WHAT IS EXPECTED. Each line of the entries that contains the word "gegen" adds one. Reply with the resulting number only.
----- DATA EXTRACT -----
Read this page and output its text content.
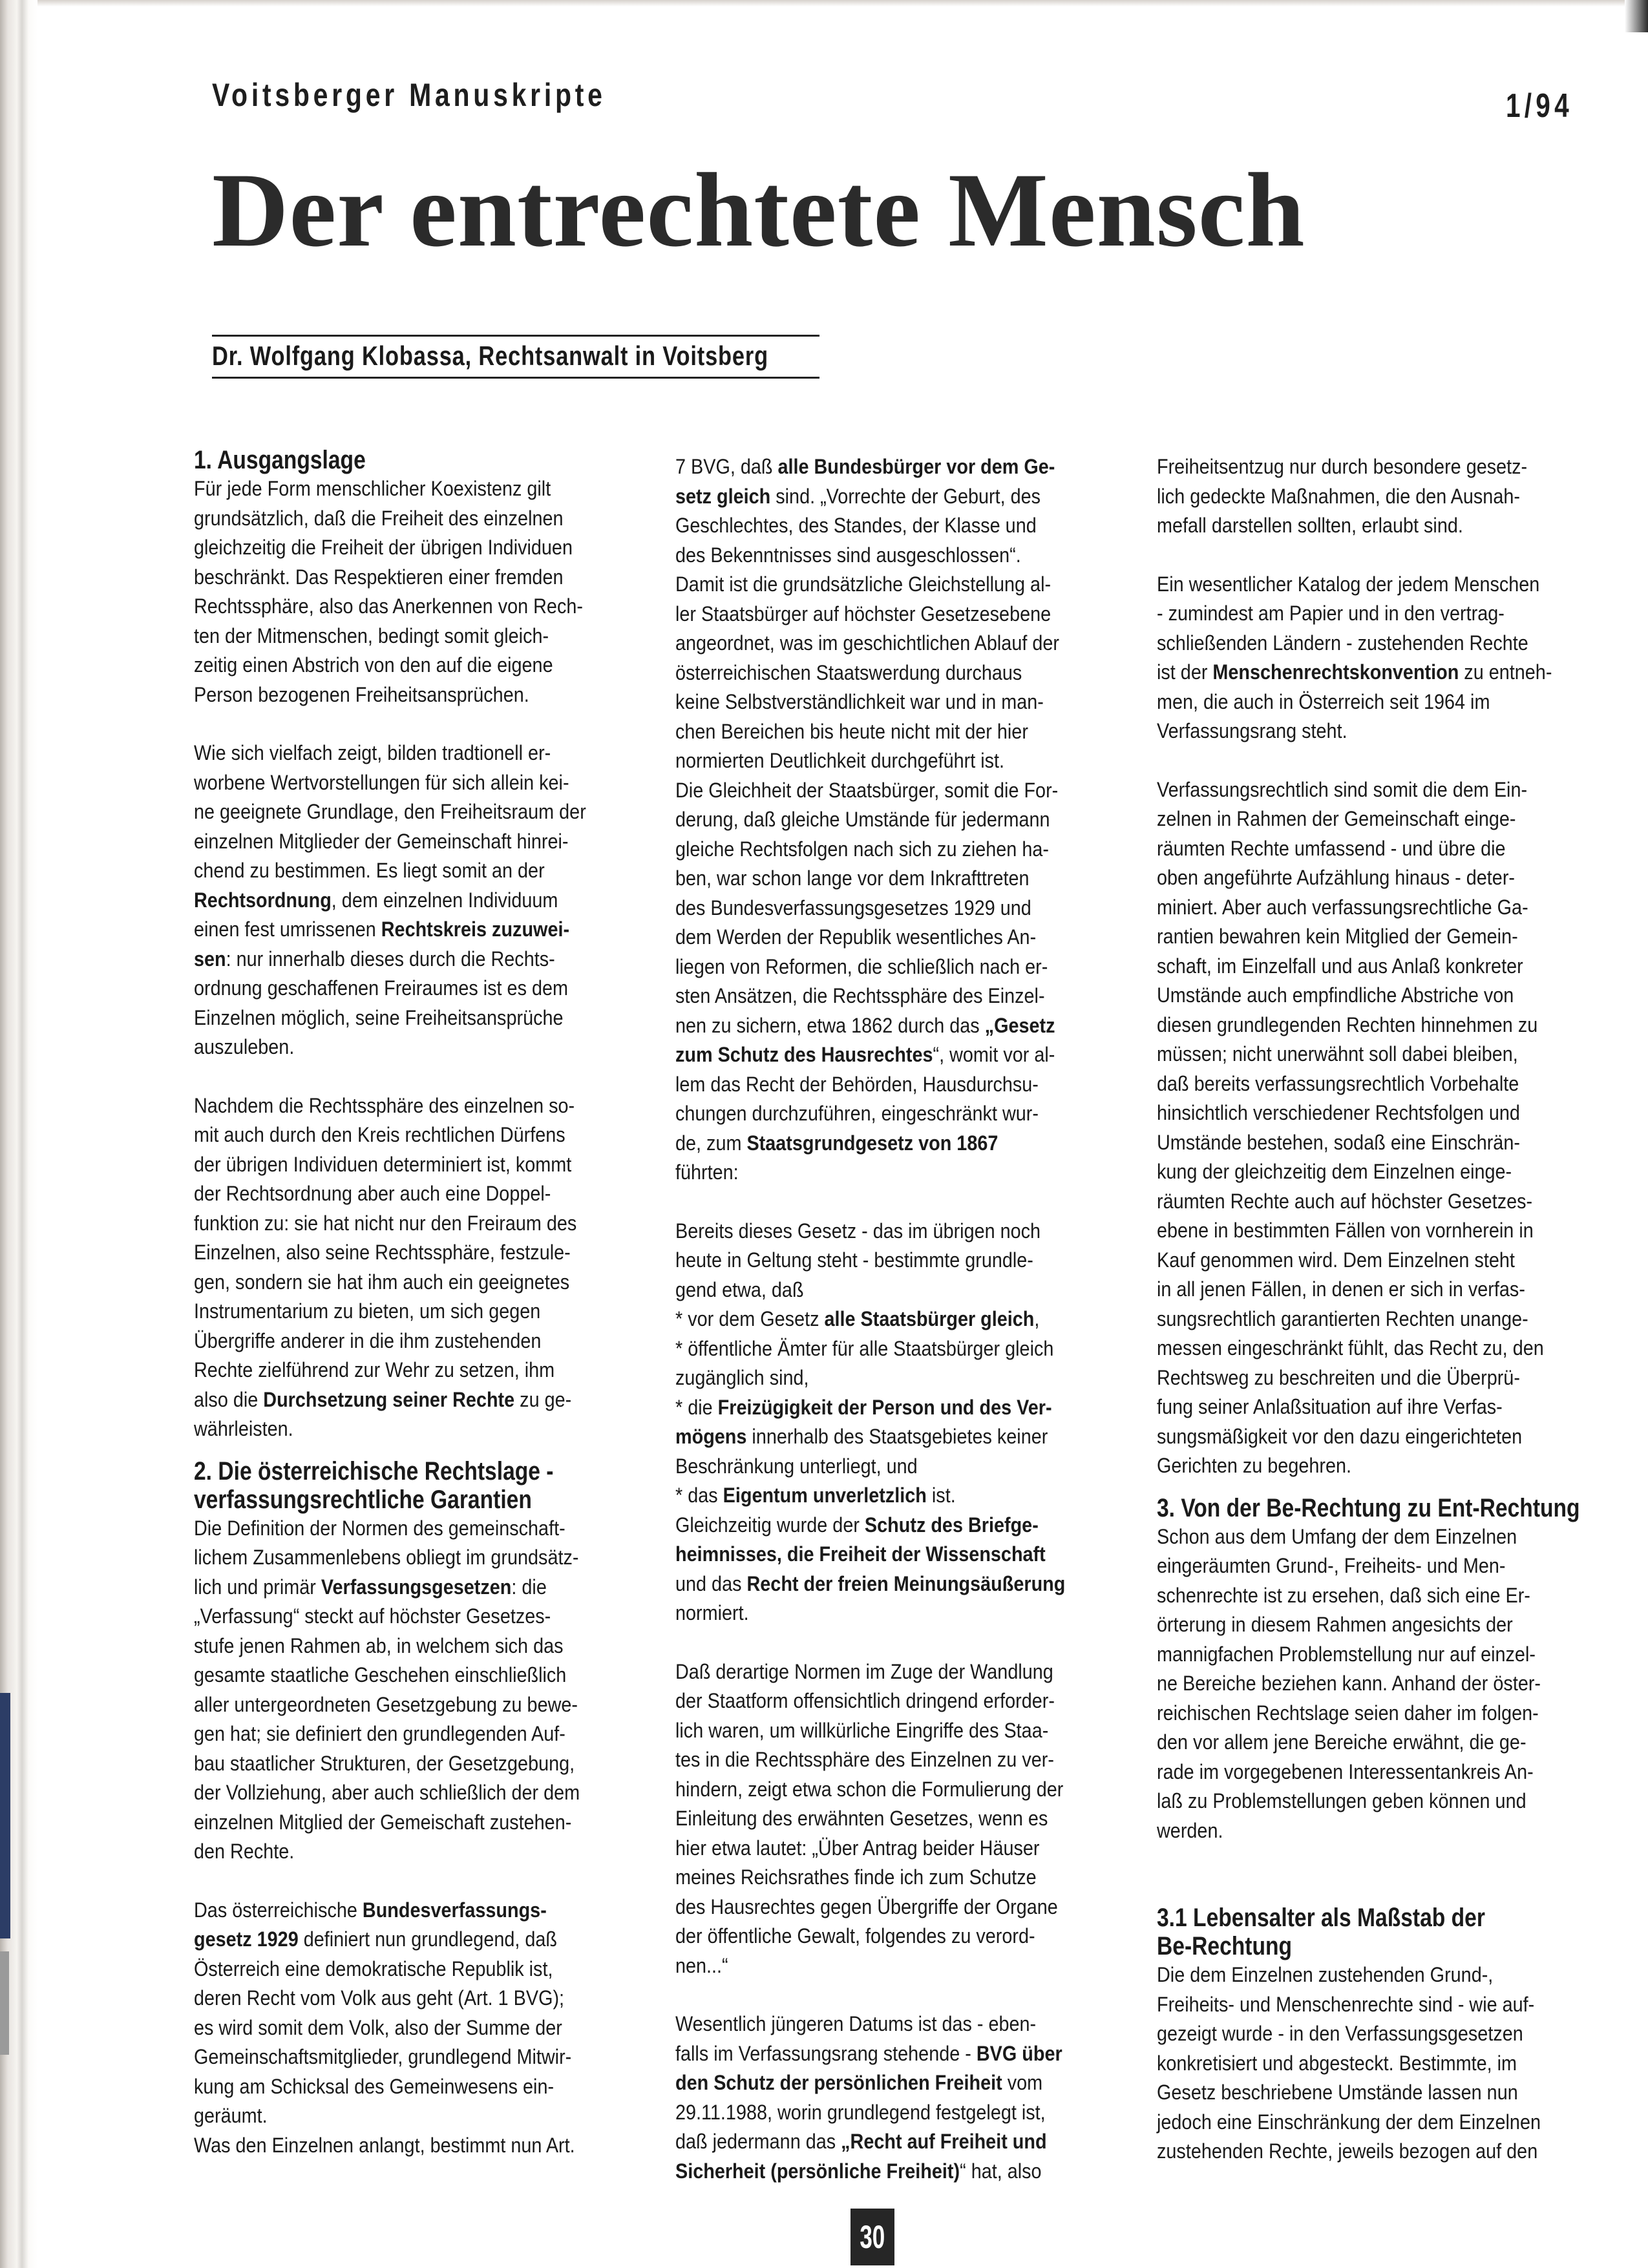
Voitsberger Manuskripte	1/94
Der entrechtete Mensch
Dr. Wolfgang Klobassa, Rechtsanwalt in Voitsberg

1. Ausgangslage

Für jede Form menschlicher Koexistenz gilt

grundsätzlich, daß die Freiheit des einzelnen

gleichzeitig die Freiheit der übrigen Individuen

beschränkt. Das Respektieren einer fremden

Rechtssphäre, also das Anerkennen von Rech-

ten der Mitmenschen, bedingt somit gleich-

zeitig einen Abstrich von den auf die eigene

Person bezogenen Freiheitsansprüchen.

Wie sich vielfach zeigt, bilden tradtionell er-

worbene Wertvorstellungen für sich allein kei-

ne geeignete Grundlage, den Freiheitsraum der

einzelnen Mitglieder der Gemeinschaft hinrei-

chend zu bestimmen. Es liegt somit an der

Rechtsordnung, dem einzelnen Individuum

einen fest umrissenen Rechtskreis zuzuwei-

sen: nur innerhalb dieses durch die Rechts-

ordnung geschaffenen Freiraumes ist es dem

Einzelnen möglich, seine Freiheitsansprüche

auszuleben.

Nachdem die Rechtssphäre des einzelnen so-

mit auch durch den Kreis rechtlichen Dürfens

der übrigen Individuen determiniert ist, kommt

der Rechtsordnung aber auch eine Doppel-

funktion zu: sie hat nicht nur den Freiraum des

Einzelnen, also seine Rechtssphäre, festzule-

gen, sondern sie hat ihm auch ein geeignetes

Instrumentarium zu bieten, um sich gegen

Übergriffe anderer in die ihm zustehenden

Rechte zielführend zur Wehr zu setzen, ihm

also die Durchsetzung seiner Rechte zu ge-

währleisten.

2. Die österreichische Rechtslage -

verfassungsrechtliche Garantien

Die Definition der Normen des gemeinschaft-

lichem Zusammenlebens obliegt im grundsätz-

lich und primär Verfassungsgesetzen: die

„Verfassung“ steckt auf höchster Gesetzes-

stufe jenen Rahmen ab, in welchem sich das

gesamte staatliche Geschehen einschließlich

aller untergeordneten Gesetzgebung zu bewe-

gen hat; sie definiert den grundlegenden Auf-

bau staatlicher Strukturen, der Gesetzgebung,

der Vollziehung, aber auch schließlich der dem

einzelnen Mitglied der Gemeischaft zustehen-

den Rechte.

Das österreichische Bundesverfassungs-

gesetz 1929 definiert nun grundlegend, daß

Österreich eine demokratische Republik ist,

deren Recht vom Volk aus geht (Art. 1 BVG);

es wird somit dem Volk, also der Summe der

Gemeinschaftsmitglieder, grundlegend Mitwir-

kung am Schicksal des Gemeinwesens ein-

geräumt.

Was den Einzelnen anlangt, bestimmt nun Art.

7 BVG, daß alle Bundesbürger vor dem Ge-

setz gleich sind. „Vorrechte der Geburt, des

Geschlechtes, des Standes, der Klasse und

des Bekenntnisses sind ausgeschlossen“.

Damit ist die grundsätzliche Gleichstellung al-

ler Staatsbürger auf höchster Gesetzesebene

angeordnet, was im geschichtlichen Ablauf der

österreichischen Staatswerdung durchaus

keine Selbstverständlichkeit war und in man-

chen Bereichen bis heute nicht mit der hier

normierten Deutlichkeit durchgeführt ist.

Die Gleichheit der Staatsbürger, somit die For-

derung, daß gleiche Umstände für jedermann

gleiche Rechtsfolgen nach sich zu ziehen ha-

ben, war schon lange vor dem Inkrafttreten

des Bundesverfassungsgesetzes 1929 und

dem Werden der Republik wesentliches An-

liegen von Reformen, die schließlich nach er-

sten Ansätzen, die Rechtssphäre des Einzel-

nen zu sichern, etwa 1862 durch das „Gesetz

zum Schutz des Hausrechtes“, womit vor al-

lem das Recht der Behörden, Hausdurchsu-

chungen durchzuführen, eingeschränkt wur-

de, zum Staatsgrundgesetz von 1867

führten:

Bereits dieses Gesetz - das im übrigen noch

heute in Geltung steht - bestimmte grundle-

gend etwa, daß

* vor dem Gesetz alle Staatsbürger gleich,

* öffentliche Ämter für alle Staatsbürger gleich

zugänglich sind,

* die Freizügigkeit der Person und des Ver-

mögens innerhalb des Staatsgebietes keiner

Beschränkung unterliegt, und

* das Eigentum unverletzlich ist.

Gleichzeitig wurde der Schutz des Briefge-

heimnisses, die Freiheit der Wissenschaft

und das Recht der freien Meinungsäußerung

normiert.

Daß derartige Normen im Zuge der Wandlung

der Staatform offensichtlich dringend erforder-

lich waren, um willkürliche Eingriffe des Staa-

tes in die Rechtssphäre des Einzelnen zu ver-

hindern, zeigt etwa schon die Formulierung der

Einleitung des erwähnten Gesetzes, wenn es

hier etwa lautet: „Über Antrag beider Häuser

meines Reichsrathes finde ich zum Schutze

des Hausrechtes gegen Übergriffe der Organe

der öffentliche Gewalt, folgendes zu verord-

nen...“

Wesentlich jüngeren Datums ist das - eben-

falls im Verfassungsrang stehende - BVG über

den Schutz der persönlichen Freiheit vom

29.11.1988, worin grundlegend festgelegt ist,

daß jedermann das „Recht auf Freiheit und

Sicherheit (persönliche Freiheit)“ hat, also

Freiheitsentzug nur durch besondere gesetz-

lich gedeckte Maßnahmen, die den Ausnah-

mefall darstellen sollten, erlaubt sind.

Ein wesentlicher Katalog der jedem Menschen

- zumindest am Papier und in den vertrag-

schließenden Ländern - zustehenden Rechte

ist der Menschenrechtskonvention zu entneh-

men, die auch in Österreich seit 1964 im

Verfassungsrang steht.

Verfassungsrechtlich sind somit die dem Ein-

zelnen in Rahmen der Gemeinschaft einge-

räumten Rechte umfassend - und übre die

oben angeführte Aufzählung hinaus - deter-

miniert. Aber auch verfassungsrechtliche Ga-

rantien bewahren kein Mitglied der Gemein-

schaft, im Einzelfall und aus Anlaß konkreter

Umstände auch empfindliche Abstriche von

diesen grundlegenden Rechten hinnehmen zu

müssen; nicht unerwähnt soll dabei bleiben,

daß bereits verfassungsrechtlich Vorbehalte

hinsichtlich verschiedener Rechtsfolgen und

Umstände bestehen, sodaß eine Einschrän-

kung der gleichzeitig dem Einzelnen einge-

räumten Rechte auch auf höchster Gesetzes-

ebene in bestimmten Fällen von vornherein in

Kauf genommen wird. Dem Einzelnen steht

in all jenen Fällen, in denen er sich in verfas-

sungsrechtlich garantierten Rechten unange-

messen eingeschränkt fühlt, das Recht zu, den

Rechtsweg zu beschreiten und die Überprü-

fung seiner Anlaßsituation auf ihre Verfas-

sungsmäßigkeit vor den dazu eingerichteten

Gerichten zu begehren.

3. Von der Be-Rechtung zu Ent-Rechtung

Schon aus dem Umfang der dem Einzelnen

eingeräumten Grund-, Freiheits- und Men-

schenrechte ist zu ersehen, daß sich eine Er-

örterung in diesem Rahmen angesichts der

mannigfachen Problemstellung nur auf einzel-

ne Bereiche beziehen kann. Anhand der öster-

reichischen Rechtslage seien daher im folgen-

den vor allem jene Bereiche erwähnt, die ge-

rade im vorgegebenen Interessentankreis An-

laß zu Problemstellungen geben können und

werden.

3.1 Lebensalter als Maßstab der

Be-Rechtung

Die dem Einzelnen zustehenden Grund-,

Freiheits- und Menschenrechte sind - wie auf-

gezeigt wurde - in den Verfassungsgesetzen

konkretisiert und abgesteckt. Bestimmte, im

Gesetz beschriebene Umstände lassen nun

jedoch eine Einschränkung der dem Einzelnen

zustehenden Rechte, jeweils bezogen auf den

30
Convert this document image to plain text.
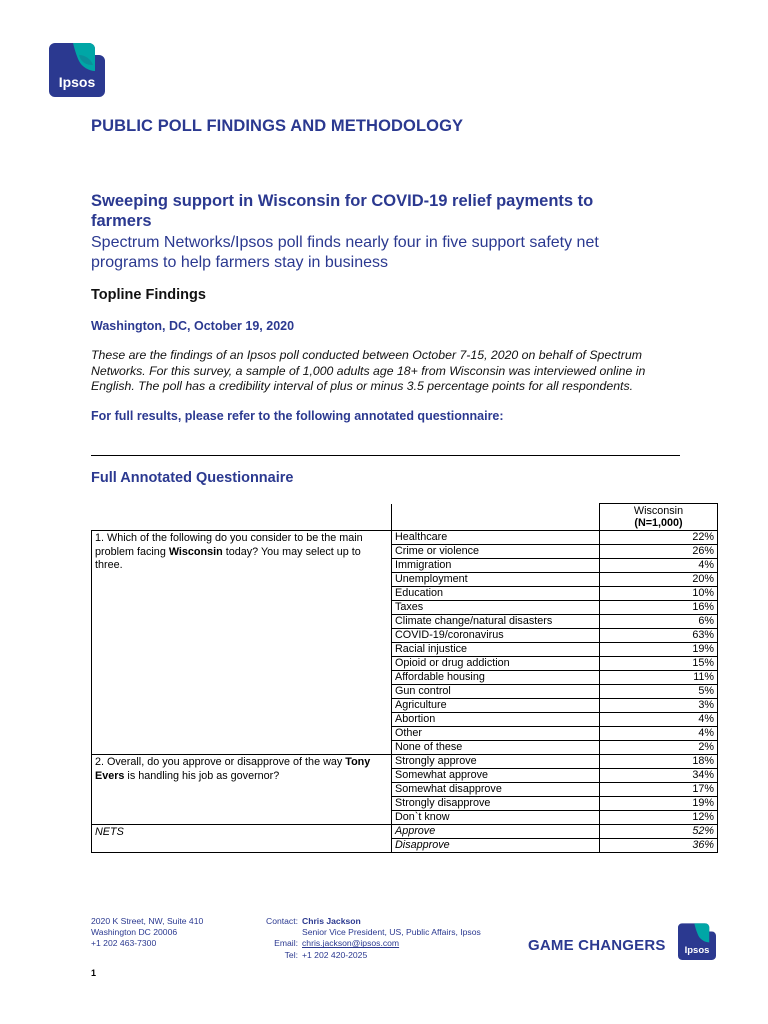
Ipsos
PUBLIC POLL FINDINGS AND METHODOLOGY
Sweeping support in Wisconsin for COVID-19 relief payments to farmers
Spectrum Networks/Ipsos poll finds nearly four in five support safety net programs to help farmers stay in business
Topline Findings
Washington, DC, October 19, 2020
These are the findings of an Ipsos poll conducted between October 7-15, 2020 on behalf of Spectrum Networks. For this survey, a sample of 1,000 adults age 18+ from Wisconsin was interviewed online in English. The poll has a credibility interval of plus or minus 3.5 percentage points for all respondents.
For full results, please refer to the following annotated questionnaire:
Full Annotated Questionnaire
		Wisconsin
(N=1,000)
1. Which of the following do you consider to be the main problem facing Wisconsin today? You may select up to three.	Healthcare	22%
	Crime or violence	26%
	Immigration	4%
	Unemployment	20%
	Education	10%
	Taxes	16%
	Climate change/natural disasters	6%
	COVID-19/coronavirus	63%
	Racial injustice	19%
	Opioid or drug addiction	15%
	Affordable housing	11%
	Gun control	5%
	Agriculture	3%
	Abortion	4%
	Other	4%
	None of these	2%
2. Overall, do you approve or disapprove of the way Tony Evers is handling his job as governor?	Strongly approve	18%
	Somewhat approve	34%
	Somewhat disapprove	17%
	Strongly disapprove	19%
	Don`t know	12%
NETS	Approve	52%
	Disapprove	36%
2020 K Street, NW, Suite 410
Washington DC 20006
+1 202 463-7300
Contact: Chris Jackson
Senior Vice President, US, Public Affairs, Ipsos
Email: chris.jackson@ipsos.com
Tel: +1 202 420-2025
GAME CHANGERS Ipsos
1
-----
EXERCISE SOLUTION. 2